───── RECORD LIST ─────

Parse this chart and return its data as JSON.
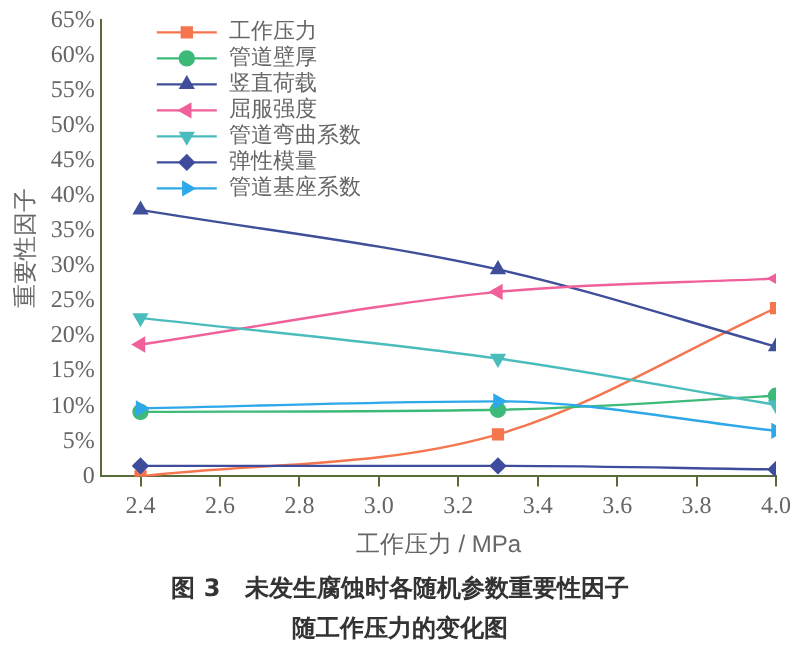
{
  "chart_data": {
    "type": "line",
    "title": "图 3　未发生腐蚀时各随机参数重要性因子随工作压力的变化图",
    "xlabel": "工作压力 / MPa",
    "ylabel": "重要性因子",
    "x": [
      2.4,
      3.3,
      4.0
    ],
    "series": [
      {
        "name": "工作压力",
        "color": "#f4754e",
        "marker": "square",
        "values": [
          0,
          6,
          24
        ]
      },
      {
        "name": "管道壁厚",
        "color": "#3dba7a",
        "marker": "circle",
        "values": [
          9.2,
          9.5,
          11.5
        ]
      },
      {
        "name": "竖直荷载",
        "color": "#3f4f9a",
        "marker": "triangle",
        "values": [
          38,
          29.5,
          18.5
        ]
      },
      {
        "name": "屈服强度",
        "color": "#f0609a",
        "marker": "triangle-left",
        "values": [
          18.8,
          26.3,
          28.2
        ]
      },
      {
        "name": "管道弯曲系数",
        "color": "#4bbcbc",
        "marker": "triangle-down",
        "values": [
          22.6,
          16.8,
          10.2
        ]
      },
      {
        "name": "弹性模量",
        "color": "#3f4c9c",
        "marker": "diamond",
        "values": [
          1.5,
          1.5,
          1
        ]
      },
      {
        "name": "管道基座系数",
        "color": "#2ea8e8",
        "marker": "triangle-right",
        "values": [
          9.7,
          10.7,
          6.5
        ]
      }
    ],
    "xlim": [
      2.3,
      4.0
    ],
    "xticks": [
      2.4,
      2.6,
      2.8,
      {
        "value": 3,
        "label": "3.0"
      },
      3.2,
      3.4,
      3.6,
      3.8,
      {
        "value": 4,
        "label": "4.0"
      }
    ],
    "ylim": [
      0,
      65
    ],
    "yticks": [
      0,
      {
        "value": 5,
        "label": "5%"
      },
      {
        "value": 10,
        "label": "10%"
      },
      {
        "value": 15,
        "label": "15%"
      },
      {
        "value": 20,
        "label": "20%"
      },
      {
        "value": 25,
        "label": "25%"
      },
      {
        "value": 30,
        "label": "30%"
      },
      {
        "value": 35,
        "label": "35%"
      },
      {
        "value": 40,
        "label": "40%"
      },
      {
        "value": 45,
        "label": "45%"
      },
      {
        "value": 50,
        "label": "50%"
      },
      {
        "value": 55,
        "label": "55%"
      },
      {
        "value": 60,
        "label": "60%"
      },
      {
        "value": 65,
        "label": "65%"
      }
    ],
    "grid": false,
    "legend": "top left",
    "line_style": "solid"
  }
}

─────

Give a single number: the count of lines above that include the word "name".

THE ANSWER » 7